Stated exercise:
Reproduce the listing word for word. Skip any image.

Provided data:
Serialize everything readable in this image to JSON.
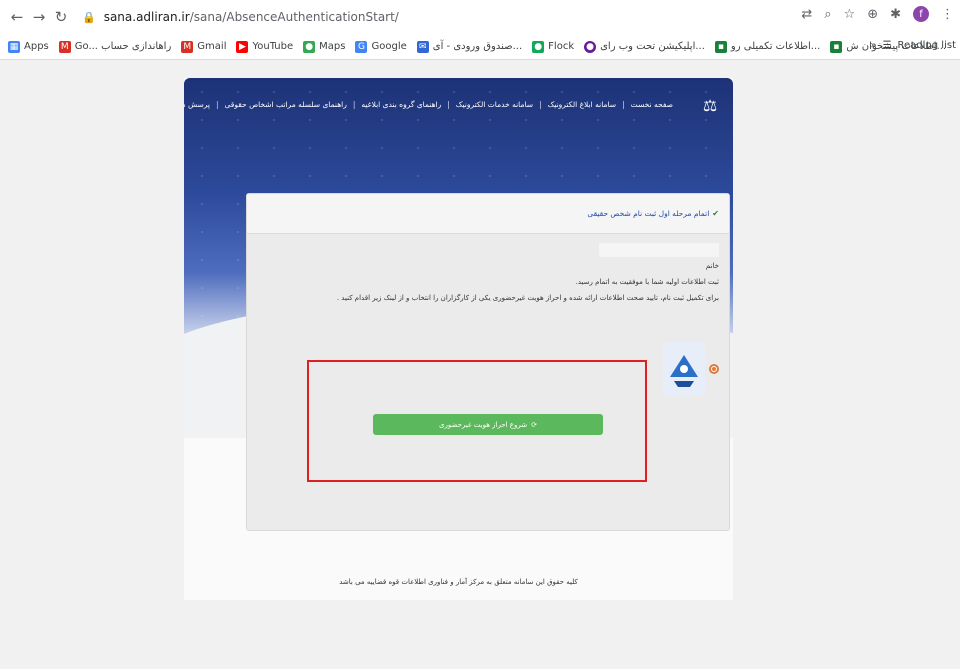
{
  "browser": {
    "url_host": "sana.adliran.ir",
    "url_path": "/sana/AbsenceAuthenticationStart/",
    "profile_initial": "f"
  },
  "bookmarks": [
    {
      "label": "Apps",
      "icon": "apps-grid-icon",
      "color": "#4285f4"
    },
    {
      "label": "Go... راهاندازی حساب",
      "icon": "gmail-icon",
      "color": "#d93025"
    },
    {
      "label": "Gmail",
      "icon": "gmail-icon",
      "color": "#d93025"
    },
    {
      "label": "YouTube",
      "icon": "youtube-icon",
      "color": "#ff0000"
    },
    {
      "label": "Maps",
      "icon": "maps-pin-icon",
      "color": "#34a853"
    },
    {
      "label": "Google",
      "icon": "google-icon",
      "color": "#4285f4"
    },
    {
      "label": "صندوق ورودی - آی...",
      "icon": "mail-icon",
      "color": "#3367d6"
    },
    {
      "label": "Flock",
      "icon": "flock-icon",
      "color": "#0fa958"
    },
    {
      "label": "اپلیکیشن تحت وب رای...",
      "icon": "purple-circle-icon",
      "color": "#6a1b9a"
    },
    {
      "label": "اطلاعات تکمیلی رو...",
      "icon": "green-square-icon",
      "color": "#188038"
    },
    {
      "label": "اطلاعات پیشخوان ش...",
      "icon": "green-square-icon",
      "color": "#188038"
    }
  ],
  "reading_list": "Reading list",
  "site": {
    "nav": [
      "صفحه نخست",
      "سامانه ابلاغ الکترونیک",
      "سامانه خدمات الکترونیک",
      "راهنمای گروه بندی ابلاغیه",
      "راهنمای سلسله مراتب اشخاص حقوقی",
      "پرسش های متداول"
    ],
    "card_title": "اتمام مرحله اول ثبت نام شخص حقیقی",
    "greeting": "خانم",
    "line1": "ثبت اطلاعات اولیه شما با موفقیت به اتمام رسید.",
    "line2": "برای تکمیل ثبت نام، تایید صحت اطلاعات ارائه شده و احراز هویت غیرحضوری یکی از کارگزاران را انتخاب و از لینک زیر اقدام کنید .",
    "start_button": "شروع احراز هویت غیرحضوری",
    "footer": "کلیه حقوق این سامانه متعلق به مرکز آمار و فناوری اطلاعات قوه قضاییه می باشد"
  }
}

Result of the exercise:
Serialize everything readable in this image to JSON.
{
  "browser": {
    "url_host": "sana.adliran.ir",
    "url_path": "/sana/AbsenceAuthenticationStart/",
    "profile_initial": "f"
  },
  "bookmarks": [
    {
      "label": "Apps",
      "icon": "apps-grid-icon",
      "color": "#4285f4"
    },
    {
      "label": "Go... راهاندازی حساب",
      "icon": "gmail-icon",
      "color": "#d93025"
    },
    {
      "label": "Gmail",
      "icon": "gmail-icon",
      "color": "#d93025"
    },
    {
      "label": "YouTube",
      "icon": "youtube-icon",
      "color": "#ff0000"
    },
    {
      "label": "Maps",
      "icon": "maps-pin-icon",
      "color": "#34a853"
    },
    {
      "label": "Google",
      "icon": "google-icon",
      "color": "#4285f4"
    },
    {
      "label": "صندوق ورودی - آی...",
      "icon": "mail-icon",
      "color": "#3367d6"
    },
    {
      "label": "Flock",
      "icon": "flock-icon",
      "color": "#0fa958"
    },
    {
      "label": "اپلیکیشن تحت وب رای...",
      "icon": "purple-circle-icon",
      "color": "#6a1b9a"
    },
    {
      "label": "اطلاعات تکمیلی رو...",
      "icon": "green-square-icon",
      "color": "#188038"
    },
    {
      "label": "اطلاعات پیشخوان ش...",
      "icon": "green-square-icon",
      "color": "#188038"
    }
  ],
  "reading_list": "Reading list",
  "site": {
    "nav": [
      "صفحه نخست",
      "سامانه ابلاغ الکترونیک",
      "سامانه خدمات الکترونیک",
      "راهنمای گروه بندی ابلاغیه",
      "راهنمای سلسله مراتب اشخاص حقوقی",
      "پرسش های متداول"
    ],
    "card_title": "اتمام مرحله اول ثبت نام شخص حقیقی",
    "greeting": "خانم",
    "line1": "ثبت اطلاعات اولیه شما با موفقیت به اتمام رسید.",
    "line2": "برای تکمیل ثبت نام، تایید صحت اطلاعات ارائه شده و احراز هویت غیرحضوری یکی از کارگزاران را انتخاب و از لینک زیر اقدام کنید .",
    "start_button": "شروع احراز هویت غیرحضوری",
    "footer": "کلیه حقوق این سامانه متعلق به مرکز آمار و فناوری اطلاعات قوه قضاییه می باشد"
  }
}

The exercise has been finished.